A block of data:
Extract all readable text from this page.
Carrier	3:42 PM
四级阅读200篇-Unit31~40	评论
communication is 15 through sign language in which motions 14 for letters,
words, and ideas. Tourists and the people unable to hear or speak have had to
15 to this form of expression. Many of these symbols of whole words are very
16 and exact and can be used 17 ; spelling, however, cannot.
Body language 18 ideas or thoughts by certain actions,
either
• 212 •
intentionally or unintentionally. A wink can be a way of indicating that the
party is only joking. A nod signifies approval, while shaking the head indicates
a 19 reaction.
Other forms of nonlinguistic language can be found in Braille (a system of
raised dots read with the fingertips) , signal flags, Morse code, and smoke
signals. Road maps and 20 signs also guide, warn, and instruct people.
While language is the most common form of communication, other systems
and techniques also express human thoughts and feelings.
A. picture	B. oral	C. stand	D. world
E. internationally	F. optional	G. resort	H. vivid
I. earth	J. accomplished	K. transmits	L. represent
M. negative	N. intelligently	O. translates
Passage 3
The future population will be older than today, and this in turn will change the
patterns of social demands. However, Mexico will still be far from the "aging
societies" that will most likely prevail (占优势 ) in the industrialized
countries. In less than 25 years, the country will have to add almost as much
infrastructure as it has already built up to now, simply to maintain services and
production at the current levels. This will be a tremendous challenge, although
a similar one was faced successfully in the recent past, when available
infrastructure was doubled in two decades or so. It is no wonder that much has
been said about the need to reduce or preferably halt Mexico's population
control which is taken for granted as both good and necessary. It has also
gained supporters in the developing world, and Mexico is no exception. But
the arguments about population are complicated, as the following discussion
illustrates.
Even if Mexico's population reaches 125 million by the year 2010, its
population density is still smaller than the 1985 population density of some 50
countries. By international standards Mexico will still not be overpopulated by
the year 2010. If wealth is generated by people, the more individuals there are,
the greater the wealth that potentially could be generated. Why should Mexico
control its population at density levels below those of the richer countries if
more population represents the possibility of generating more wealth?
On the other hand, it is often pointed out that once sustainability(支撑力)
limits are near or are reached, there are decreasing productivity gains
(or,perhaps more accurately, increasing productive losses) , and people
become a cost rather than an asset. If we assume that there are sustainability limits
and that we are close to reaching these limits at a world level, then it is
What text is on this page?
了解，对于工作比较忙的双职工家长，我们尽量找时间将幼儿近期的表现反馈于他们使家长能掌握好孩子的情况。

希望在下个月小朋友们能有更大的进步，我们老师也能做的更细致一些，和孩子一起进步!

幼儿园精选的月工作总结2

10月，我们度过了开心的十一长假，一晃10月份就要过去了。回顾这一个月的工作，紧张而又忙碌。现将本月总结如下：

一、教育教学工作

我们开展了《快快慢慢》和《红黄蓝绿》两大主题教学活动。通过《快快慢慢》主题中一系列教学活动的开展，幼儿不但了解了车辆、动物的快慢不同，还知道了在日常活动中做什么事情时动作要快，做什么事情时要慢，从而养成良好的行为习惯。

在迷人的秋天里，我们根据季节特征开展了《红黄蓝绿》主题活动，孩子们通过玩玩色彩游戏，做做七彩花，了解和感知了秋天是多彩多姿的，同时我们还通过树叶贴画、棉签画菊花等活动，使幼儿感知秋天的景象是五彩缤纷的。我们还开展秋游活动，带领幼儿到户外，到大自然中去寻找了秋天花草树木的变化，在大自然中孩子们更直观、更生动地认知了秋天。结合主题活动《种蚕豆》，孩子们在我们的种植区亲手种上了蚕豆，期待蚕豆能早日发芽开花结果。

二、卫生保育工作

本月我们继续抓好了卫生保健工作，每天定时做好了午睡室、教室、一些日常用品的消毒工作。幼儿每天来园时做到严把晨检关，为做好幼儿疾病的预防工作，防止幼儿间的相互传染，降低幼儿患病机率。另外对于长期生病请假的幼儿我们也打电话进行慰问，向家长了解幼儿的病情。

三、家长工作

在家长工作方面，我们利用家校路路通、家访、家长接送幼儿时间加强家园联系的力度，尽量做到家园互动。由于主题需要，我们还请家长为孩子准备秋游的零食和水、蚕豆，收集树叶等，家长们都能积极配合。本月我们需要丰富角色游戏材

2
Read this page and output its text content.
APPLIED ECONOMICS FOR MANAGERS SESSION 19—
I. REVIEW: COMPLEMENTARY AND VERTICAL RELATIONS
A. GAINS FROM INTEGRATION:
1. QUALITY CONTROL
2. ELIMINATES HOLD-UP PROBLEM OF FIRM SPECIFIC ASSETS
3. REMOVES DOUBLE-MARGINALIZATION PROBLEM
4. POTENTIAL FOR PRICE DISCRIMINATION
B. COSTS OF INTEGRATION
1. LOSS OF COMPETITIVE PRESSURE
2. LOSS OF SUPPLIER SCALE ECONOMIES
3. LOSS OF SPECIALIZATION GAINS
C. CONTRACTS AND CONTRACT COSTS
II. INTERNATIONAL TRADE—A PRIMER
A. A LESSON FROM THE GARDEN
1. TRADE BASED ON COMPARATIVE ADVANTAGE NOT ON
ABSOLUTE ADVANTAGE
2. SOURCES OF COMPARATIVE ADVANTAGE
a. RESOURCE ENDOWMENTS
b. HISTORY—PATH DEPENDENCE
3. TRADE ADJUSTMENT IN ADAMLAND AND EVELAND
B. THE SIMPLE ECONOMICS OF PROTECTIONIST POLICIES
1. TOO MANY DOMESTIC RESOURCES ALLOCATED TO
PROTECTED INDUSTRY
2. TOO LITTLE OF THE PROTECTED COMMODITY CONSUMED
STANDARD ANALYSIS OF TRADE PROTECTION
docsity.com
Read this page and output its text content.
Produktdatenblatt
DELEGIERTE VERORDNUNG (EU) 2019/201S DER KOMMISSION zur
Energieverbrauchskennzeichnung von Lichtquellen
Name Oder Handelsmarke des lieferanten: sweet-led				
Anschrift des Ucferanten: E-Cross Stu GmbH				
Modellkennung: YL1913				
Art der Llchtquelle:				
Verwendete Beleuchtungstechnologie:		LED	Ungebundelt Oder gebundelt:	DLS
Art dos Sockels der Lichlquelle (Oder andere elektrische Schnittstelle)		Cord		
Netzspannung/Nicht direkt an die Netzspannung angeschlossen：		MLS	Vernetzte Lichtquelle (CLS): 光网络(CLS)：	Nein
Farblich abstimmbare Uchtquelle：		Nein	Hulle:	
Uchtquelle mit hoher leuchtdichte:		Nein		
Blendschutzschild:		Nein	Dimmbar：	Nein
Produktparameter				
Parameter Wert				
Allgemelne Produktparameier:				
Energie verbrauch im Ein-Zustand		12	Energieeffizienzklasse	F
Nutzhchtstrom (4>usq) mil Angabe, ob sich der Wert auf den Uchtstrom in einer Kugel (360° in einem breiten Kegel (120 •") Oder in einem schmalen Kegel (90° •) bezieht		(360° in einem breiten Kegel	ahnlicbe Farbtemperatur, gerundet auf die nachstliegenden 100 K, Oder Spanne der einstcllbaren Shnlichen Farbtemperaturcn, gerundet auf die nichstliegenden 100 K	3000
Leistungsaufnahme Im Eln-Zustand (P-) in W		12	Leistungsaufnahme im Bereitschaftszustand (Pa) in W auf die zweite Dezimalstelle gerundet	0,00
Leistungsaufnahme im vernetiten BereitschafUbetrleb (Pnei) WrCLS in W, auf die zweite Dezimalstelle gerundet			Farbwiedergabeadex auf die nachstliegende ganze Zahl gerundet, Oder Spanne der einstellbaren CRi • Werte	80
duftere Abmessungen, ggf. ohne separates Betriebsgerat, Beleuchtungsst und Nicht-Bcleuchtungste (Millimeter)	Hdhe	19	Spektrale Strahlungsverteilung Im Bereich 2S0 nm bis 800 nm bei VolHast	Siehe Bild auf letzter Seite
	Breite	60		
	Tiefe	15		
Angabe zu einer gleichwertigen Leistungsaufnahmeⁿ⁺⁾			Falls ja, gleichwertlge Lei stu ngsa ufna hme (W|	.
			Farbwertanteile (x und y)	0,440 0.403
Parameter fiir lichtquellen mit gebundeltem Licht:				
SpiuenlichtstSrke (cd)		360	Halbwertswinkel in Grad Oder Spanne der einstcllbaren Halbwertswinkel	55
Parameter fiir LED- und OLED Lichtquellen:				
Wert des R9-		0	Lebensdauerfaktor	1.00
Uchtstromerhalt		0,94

• **Task to carry out**: The string "generated" may appear in lines of the listing above; tally those lines and give the number only.

• **Answer to the exercise**: 2